WORK TO COMPLETE -
Retype each record shown below, leaving every character as it is.

AVAILABLE DATA -

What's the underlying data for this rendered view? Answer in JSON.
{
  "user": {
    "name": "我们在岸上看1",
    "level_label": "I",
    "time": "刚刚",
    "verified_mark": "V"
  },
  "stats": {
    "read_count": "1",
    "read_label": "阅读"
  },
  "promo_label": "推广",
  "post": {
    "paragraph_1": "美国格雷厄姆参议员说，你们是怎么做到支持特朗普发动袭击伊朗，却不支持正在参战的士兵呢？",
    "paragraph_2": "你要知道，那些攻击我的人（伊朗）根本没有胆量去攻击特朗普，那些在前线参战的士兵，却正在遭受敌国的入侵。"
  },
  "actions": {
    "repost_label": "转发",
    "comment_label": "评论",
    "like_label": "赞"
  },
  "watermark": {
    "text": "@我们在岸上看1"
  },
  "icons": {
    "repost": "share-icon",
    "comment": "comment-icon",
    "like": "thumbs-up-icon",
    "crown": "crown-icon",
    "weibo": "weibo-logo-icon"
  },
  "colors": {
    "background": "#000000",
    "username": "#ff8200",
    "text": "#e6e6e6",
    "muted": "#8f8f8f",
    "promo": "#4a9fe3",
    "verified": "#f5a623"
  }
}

THE COMPLETED TASK -
What's the underlying data for this rendered view? Answer in JSON.
{
  "user": {
    "name": "我们在岸上看1",
    "level_label": "I",
    "time": "刚刚",
    "verified_mark": "V"
  },
  "stats": {
    "read_count": "1",
    "read_label": "阅读"
  },
  "promo_label": "推广",
  "post": {
    "paragraph_1": "美国格雷厄姆参议员说，你们是怎么做到支持特朗普发动袭击伊朗，却不支持正在参战的士兵呢？",
    "paragraph_2": "你要知道，那些攻击我的人（伊朗）根本没有胆量去攻击特朗普，那些在前线参战的士兵，却正在遭受敌国的入侵。"
  },
  "actions": {
    "repost_label": "转发",
    "comment_label": "评论",
    "like_label": "赞"
  },
  "watermark": {
    "text": "@我们在岸上看1"
  },
  "icons": {
    "repost": "share-icon",
    "comment": "comment-icon",
    "like": "thumbs-up-icon",
    "crown": "crown-icon",
    "weibo": "weibo-logo-icon"
  },
  "colors": {
    "background": "#000000",
    "username": "#ff8200",
    "text": "#e6e6e6",
    "muted": "#8f8f8f",
    "promo": "#4a9fe3",
    "verified": "#f5a623"
  }
}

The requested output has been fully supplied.